**Work to be completed**.
Identify the lines that contain the word "label", then copy them.
## begin Records for this exercise
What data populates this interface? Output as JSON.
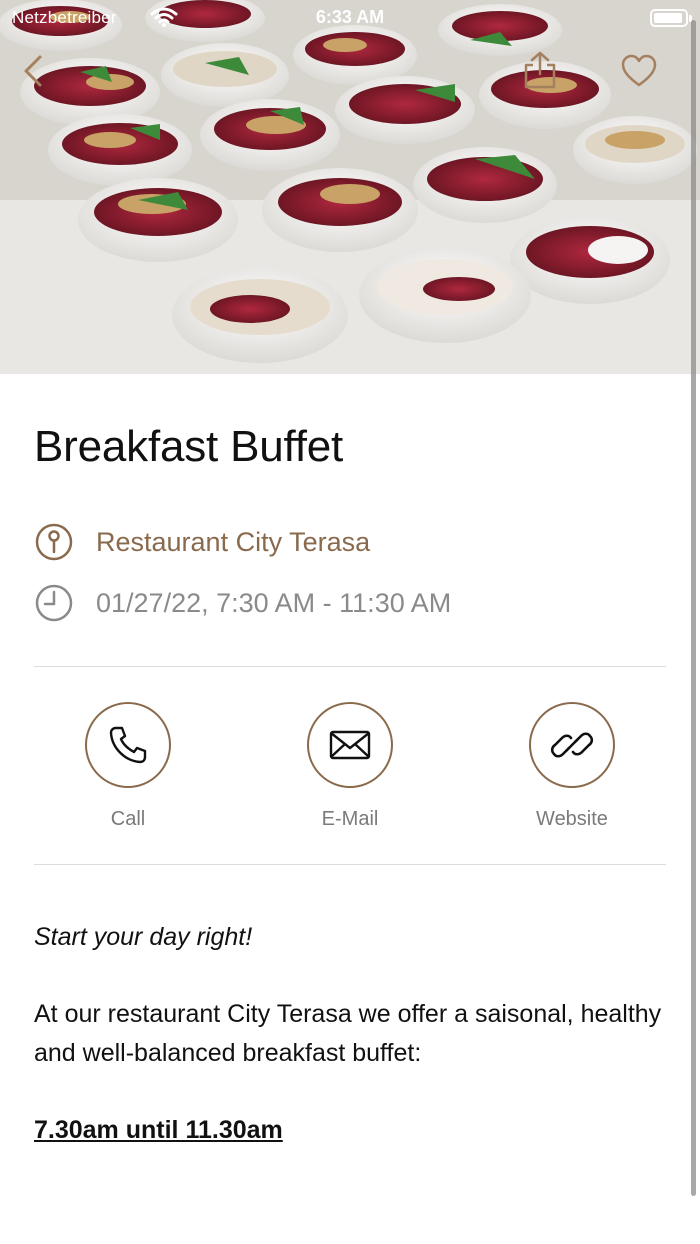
{
  "status_bar": {
    "carrier": "Netzbetreiber",
    "time": "6:33 AM",
    "wifi_icon": "wifi-icon",
    "battery_icon": "battery-icon"
  },
  "nav": {
    "back_icon": "chevron-left-icon",
    "share_icon": "share-icon",
    "favorite_icon": "heart-icon"
  },
  "hero": {
    "image_description_icon": "photo-icon"
  },
  "event": {
    "title": "Breakfast Buffet",
    "location": "Restaurant City Terasa",
    "datetime": "01/27/22, 7:30 AM - 11:30 AM"
  },
  "actions": [
    {
      "label": "Call",
      "icon": "phone-icon"
    },
    {
      "label": "E-Mail",
      "icon": "envelope-icon"
    },
    {
      "label": "Website",
      "icon": "link-icon"
    }
  ],
  "description": {
    "tagline": "Start your day right!",
    "text": "At our restaurant City Terasa we offer a saisonal, healthy and well-balanced breakfast buffet:",
    "hours": "7.30am until 11.30am"
  },
  "colors": {
    "accent": "#8a6a4c",
    "secondary_text": "#8a8a8a",
    "divider": "#dcdcdc"
  }
}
## end Records for this exercise
**Complete answer**.
      "label": "Call",
      "label": "E-Mail",
      "label": "Website",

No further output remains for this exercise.